# Start of INFORMATION GIVEN

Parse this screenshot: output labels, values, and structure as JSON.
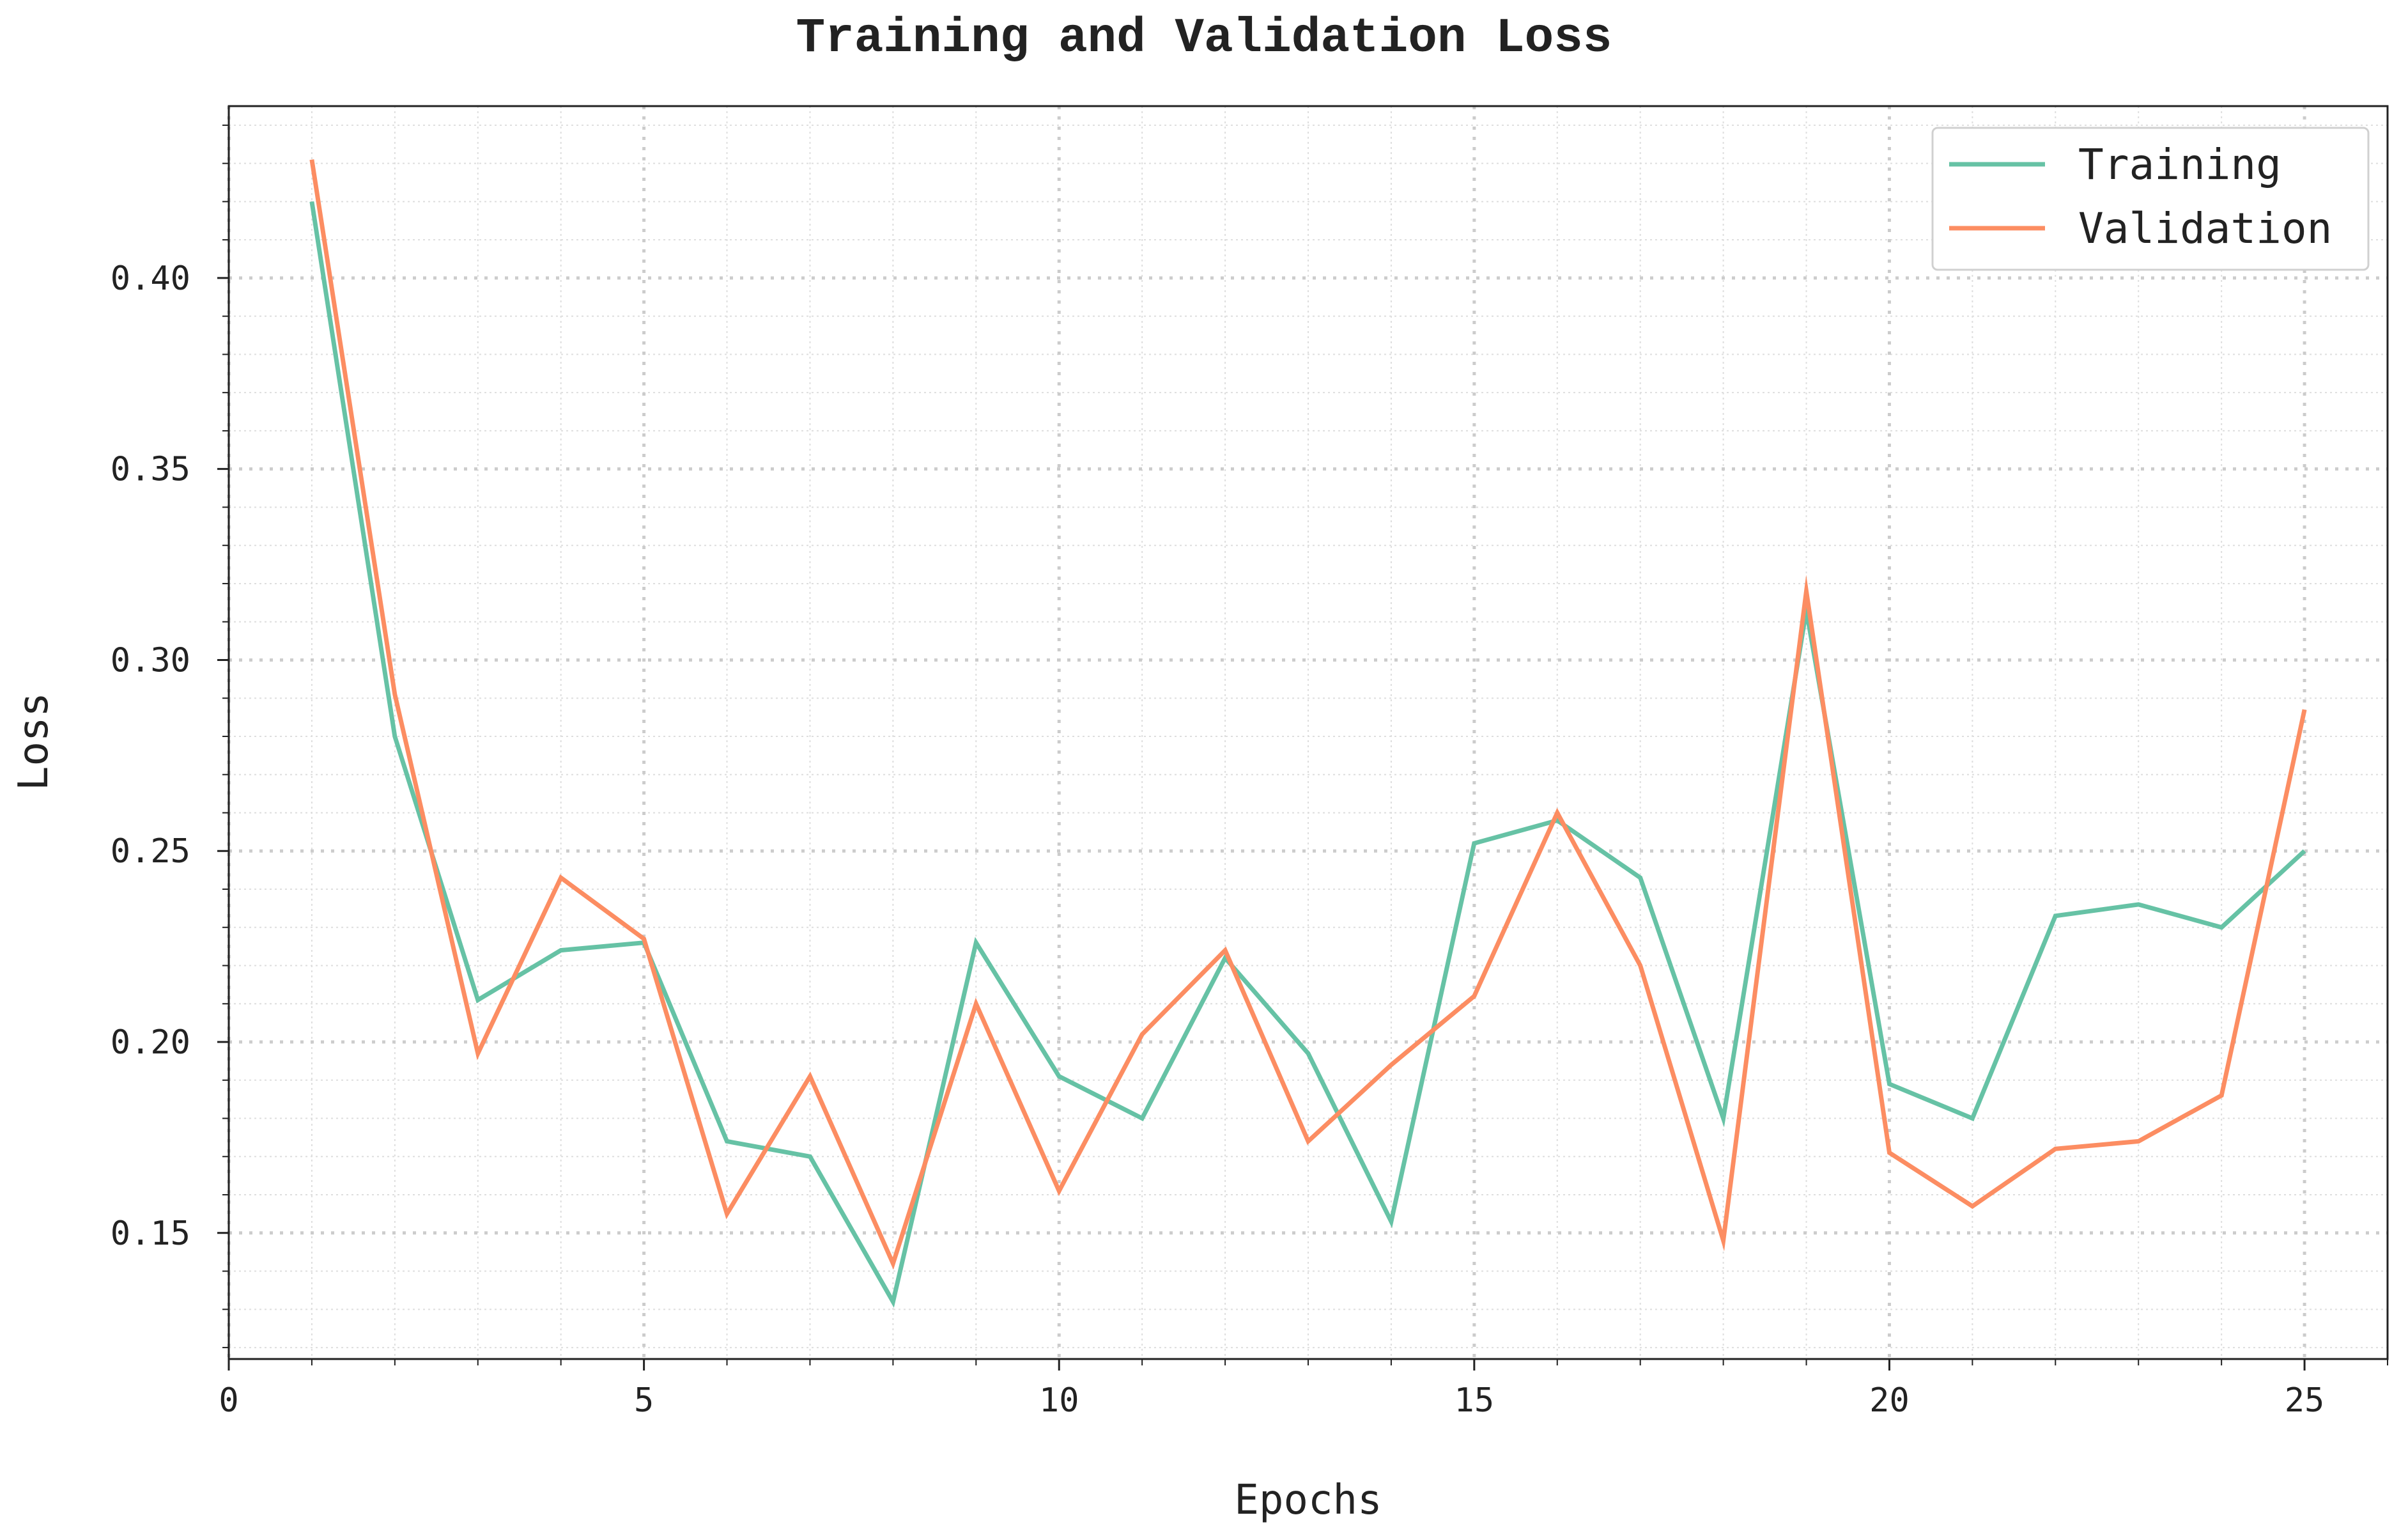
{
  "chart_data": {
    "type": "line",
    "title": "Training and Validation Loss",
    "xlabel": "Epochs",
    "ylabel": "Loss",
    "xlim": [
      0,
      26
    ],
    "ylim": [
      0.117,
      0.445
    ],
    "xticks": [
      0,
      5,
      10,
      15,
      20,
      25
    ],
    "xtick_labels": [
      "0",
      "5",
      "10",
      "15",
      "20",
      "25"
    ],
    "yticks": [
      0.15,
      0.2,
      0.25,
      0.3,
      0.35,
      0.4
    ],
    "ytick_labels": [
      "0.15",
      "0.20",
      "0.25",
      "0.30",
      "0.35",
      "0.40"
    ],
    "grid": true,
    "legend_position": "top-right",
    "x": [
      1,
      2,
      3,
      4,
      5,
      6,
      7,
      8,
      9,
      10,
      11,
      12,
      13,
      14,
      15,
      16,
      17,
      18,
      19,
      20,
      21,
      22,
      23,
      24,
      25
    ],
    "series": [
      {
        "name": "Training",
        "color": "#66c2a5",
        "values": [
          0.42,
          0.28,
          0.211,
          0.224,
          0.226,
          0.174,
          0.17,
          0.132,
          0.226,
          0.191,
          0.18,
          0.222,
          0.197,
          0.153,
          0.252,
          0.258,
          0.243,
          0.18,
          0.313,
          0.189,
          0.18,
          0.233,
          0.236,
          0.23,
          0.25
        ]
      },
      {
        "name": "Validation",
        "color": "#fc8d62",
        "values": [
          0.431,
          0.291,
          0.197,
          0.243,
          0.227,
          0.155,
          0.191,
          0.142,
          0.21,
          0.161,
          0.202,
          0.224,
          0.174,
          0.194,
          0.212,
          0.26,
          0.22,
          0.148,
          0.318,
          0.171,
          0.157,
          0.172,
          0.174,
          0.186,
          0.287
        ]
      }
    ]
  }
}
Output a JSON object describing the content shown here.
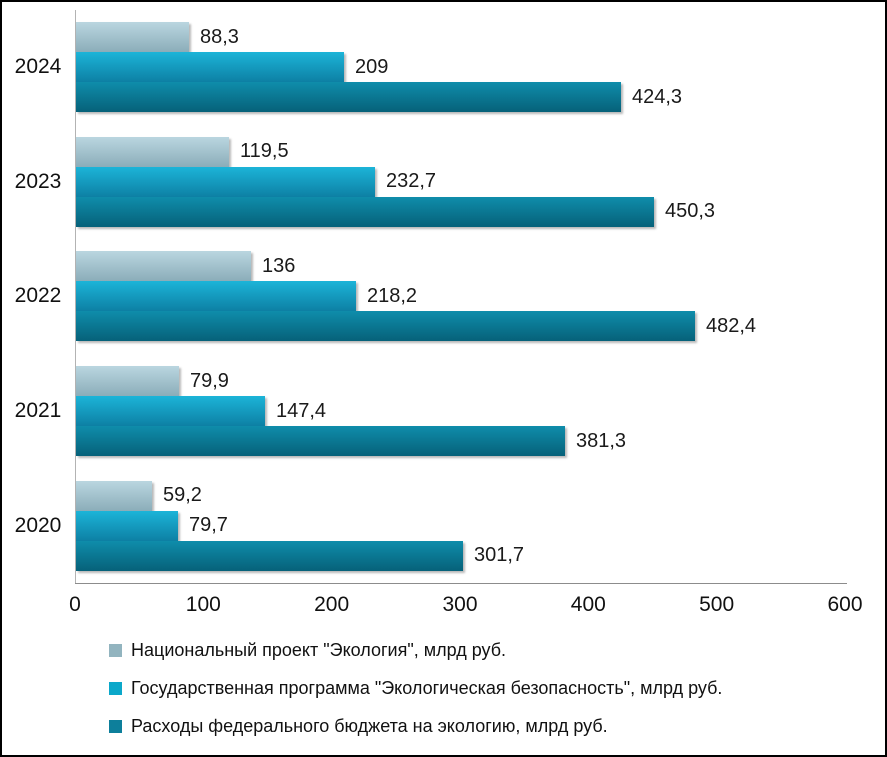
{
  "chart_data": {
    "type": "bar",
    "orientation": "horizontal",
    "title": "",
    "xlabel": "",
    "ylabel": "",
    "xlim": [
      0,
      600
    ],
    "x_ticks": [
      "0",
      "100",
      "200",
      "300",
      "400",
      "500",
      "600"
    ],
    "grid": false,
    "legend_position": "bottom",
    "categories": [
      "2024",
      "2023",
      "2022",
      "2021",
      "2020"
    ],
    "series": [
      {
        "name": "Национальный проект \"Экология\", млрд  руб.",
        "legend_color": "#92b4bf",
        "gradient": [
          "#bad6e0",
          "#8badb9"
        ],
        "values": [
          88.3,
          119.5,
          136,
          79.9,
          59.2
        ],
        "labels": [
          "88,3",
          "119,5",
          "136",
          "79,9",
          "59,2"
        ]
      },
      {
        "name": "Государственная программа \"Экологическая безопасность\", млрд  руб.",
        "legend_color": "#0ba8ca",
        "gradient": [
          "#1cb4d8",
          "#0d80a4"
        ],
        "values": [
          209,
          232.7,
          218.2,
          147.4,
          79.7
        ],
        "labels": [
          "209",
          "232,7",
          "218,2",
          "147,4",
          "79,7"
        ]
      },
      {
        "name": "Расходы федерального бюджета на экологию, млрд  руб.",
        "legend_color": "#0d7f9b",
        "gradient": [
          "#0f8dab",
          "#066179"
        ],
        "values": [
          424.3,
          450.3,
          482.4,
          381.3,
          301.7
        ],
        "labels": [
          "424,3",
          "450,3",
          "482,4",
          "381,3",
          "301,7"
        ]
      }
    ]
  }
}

# End of INFORMATION GIVEN

EXERCISE:
Copy each line of the listing that includes "млрд".

FINISHED EXERCISE:
        "name": "Национальный проект \"Экология\", млрд  руб.",
        "name": "Государственная программа \"Экологическая безопасность\", млрд  руб.",
        "name": "Расходы федерального бюджета на экологию, млрд  руб.",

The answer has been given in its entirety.